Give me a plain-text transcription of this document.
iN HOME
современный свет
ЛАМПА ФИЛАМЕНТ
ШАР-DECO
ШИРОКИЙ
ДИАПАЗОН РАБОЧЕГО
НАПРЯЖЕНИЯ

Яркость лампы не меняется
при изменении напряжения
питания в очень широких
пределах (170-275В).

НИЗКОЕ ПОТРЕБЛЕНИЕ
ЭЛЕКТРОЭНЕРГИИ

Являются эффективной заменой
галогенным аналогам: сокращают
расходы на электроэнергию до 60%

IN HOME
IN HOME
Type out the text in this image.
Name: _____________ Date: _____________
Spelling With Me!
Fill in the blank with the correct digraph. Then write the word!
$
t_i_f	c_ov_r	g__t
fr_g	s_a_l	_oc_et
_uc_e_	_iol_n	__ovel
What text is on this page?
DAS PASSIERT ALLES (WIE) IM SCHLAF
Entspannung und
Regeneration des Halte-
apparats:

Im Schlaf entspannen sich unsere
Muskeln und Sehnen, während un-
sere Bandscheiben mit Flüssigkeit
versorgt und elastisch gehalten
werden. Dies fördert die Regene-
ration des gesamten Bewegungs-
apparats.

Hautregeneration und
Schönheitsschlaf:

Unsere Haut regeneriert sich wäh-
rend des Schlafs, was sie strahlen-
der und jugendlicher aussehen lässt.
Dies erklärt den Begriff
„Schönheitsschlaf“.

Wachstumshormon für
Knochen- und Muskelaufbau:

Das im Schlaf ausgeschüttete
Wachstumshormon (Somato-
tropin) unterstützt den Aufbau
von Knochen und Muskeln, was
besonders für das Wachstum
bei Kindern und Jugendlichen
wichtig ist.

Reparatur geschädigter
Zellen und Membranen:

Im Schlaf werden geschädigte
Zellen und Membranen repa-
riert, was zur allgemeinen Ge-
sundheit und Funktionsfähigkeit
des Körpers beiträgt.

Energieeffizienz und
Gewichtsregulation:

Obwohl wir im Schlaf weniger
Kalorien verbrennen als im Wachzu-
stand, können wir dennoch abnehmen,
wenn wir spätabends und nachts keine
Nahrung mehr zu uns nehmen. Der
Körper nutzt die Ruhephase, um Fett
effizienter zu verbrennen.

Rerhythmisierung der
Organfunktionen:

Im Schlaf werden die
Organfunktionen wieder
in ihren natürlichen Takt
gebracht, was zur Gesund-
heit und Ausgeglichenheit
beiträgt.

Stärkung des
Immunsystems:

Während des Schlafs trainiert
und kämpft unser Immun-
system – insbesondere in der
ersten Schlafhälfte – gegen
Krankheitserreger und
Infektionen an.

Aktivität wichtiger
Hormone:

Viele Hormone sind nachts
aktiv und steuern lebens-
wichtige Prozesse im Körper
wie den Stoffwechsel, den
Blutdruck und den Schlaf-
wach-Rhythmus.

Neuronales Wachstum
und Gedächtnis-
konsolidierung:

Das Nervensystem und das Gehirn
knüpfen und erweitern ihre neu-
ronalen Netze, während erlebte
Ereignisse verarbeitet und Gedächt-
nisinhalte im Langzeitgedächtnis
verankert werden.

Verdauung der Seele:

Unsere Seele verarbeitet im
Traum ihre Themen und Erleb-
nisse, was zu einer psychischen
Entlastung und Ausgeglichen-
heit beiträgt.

▶ _WRITTEN PROBLEM_: Repeat the listing above without any change.

▶ _EXERCISE OUTPUT_:
Give me a plain-text transcription of this document.
iN HOME
современный свет
ЛАМПА ФИЛАМЕНТ
ШАР-DECO
ШИРОКИЙ
ДИАПАЗОН РАБОЧЕГО
НАПРЯЖЕНИЯ

Яркость лампы не меняется
при изменении напряжения
питания в очень широких
пределах (170-275В).

НИЗКОЕ ПОТРЕБЛЕНИЕ
ЭЛЕКТРОЭНЕРГИИ

Являются эффективной заменой
галогенным аналогам: сокращают
расходы на электроэнергию до 60%

IN HOME
IN HOME
Type out the text in this image.
Name: _____________ Date: _____________
Spelling With Me!
Fill in the blank with the correct digraph. Then write the word!
$
t_i_f	c_ov_r	g__t
fr_g	s_a_l	_oc_et
_uc_e_	_iol_n	__ovel
What text is on this page?
DAS PASSIERT ALLES (WIE) IM SCHLAF
Entspannung und
Regeneration des Halte-
apparats:

Im Schlaf entspannen sich unsere
Muskeln und Sehnen, während un-
sere Bandscheiben mit Flüssigkeit
versorgt und elastisch gehalten
werden. Dies fördert die Regene-
ration des gesamten Bewegungs-
apparats.

Hautregeneration und
Schönheitsschlaf:

Unsere Haut regeneriert sich wäh-
rend des Schlafs, was sie strahlen-
der und jugendlicher aussehen lässt.
Dies erklärt den Begriff
„Schönheitsschlaf“.

Wachstumshormon für
Knochen- und Muskelaufbau:

Das im Schlaf ausgeschüttete
Wachstumshormon (Somato-
tropin) unterstützt den Aufbau
von Knochen und Muskeln, was
besonders für das Wachstum
bei Kindern und Jugendlichen
wichtig ist.

Reparatur geschädigter
Zellen und Membranen:

Im Schlaf werden geschädigte
Zellen und Membranen repa-
riert, was zur allgemeinen Ge-
sundheit und Funktionsfähigkeit
des Körpers beiträgt.

Energieeffizienz und
Gewichtsregulation:

Obwohl wir im Schlaf weniger
Kalorien verbrennen als im Wachzu-
stand, können wir dennoch abnehmen,
wenn wir spätabends und nachts keine
Nahrung mehr zu uns nehmen. Der
Körper nutzt die Ruhephase, um Fett
effizienter zu verbrennen.

Rerhythmisierung der
Organfunktionen:

Im Schlaf werden die
Organfunktionen wieder
in ihren natürlichen Takt
gebracht, was zur Gesund-
heit und Ausgeglichenheit
beiträgt.

Stärkung des
Immunsystems:

Während des Schlafs trainiert
und kämpft unser Immun-
system – insbesondere in der
ersten Schlafhälfte – gegen
Krankheitserreger und
Infektionen an.

Aktivität wichtiger
Hormone:

Viele Hormone sind nachts
aktiv und steuern lebens-
wichtige Prozesse im Körper
wie den Stoffwechsel, den
Blutdruck und den Schlaf-
wach-Rhythmus.

Neuronales Wachstum
und Gedächtnis-
konsolidierung:

Das Nervensystem und das Gehirn
knüpfen und erweitern ihre neu-
ronalen Netze, während erlebte
Ereignisse verarbeitet und Gedächt-
nisinhalte im Langzeitgedächtnis
verankert werden.

Verdauung der Seele:

Unsere Seele verarbeitet im
Traum ihre Themen und Erleb-
nisse, was zu einer psychischen
Entlastung und Ausgeglichen-
heit beiträgt.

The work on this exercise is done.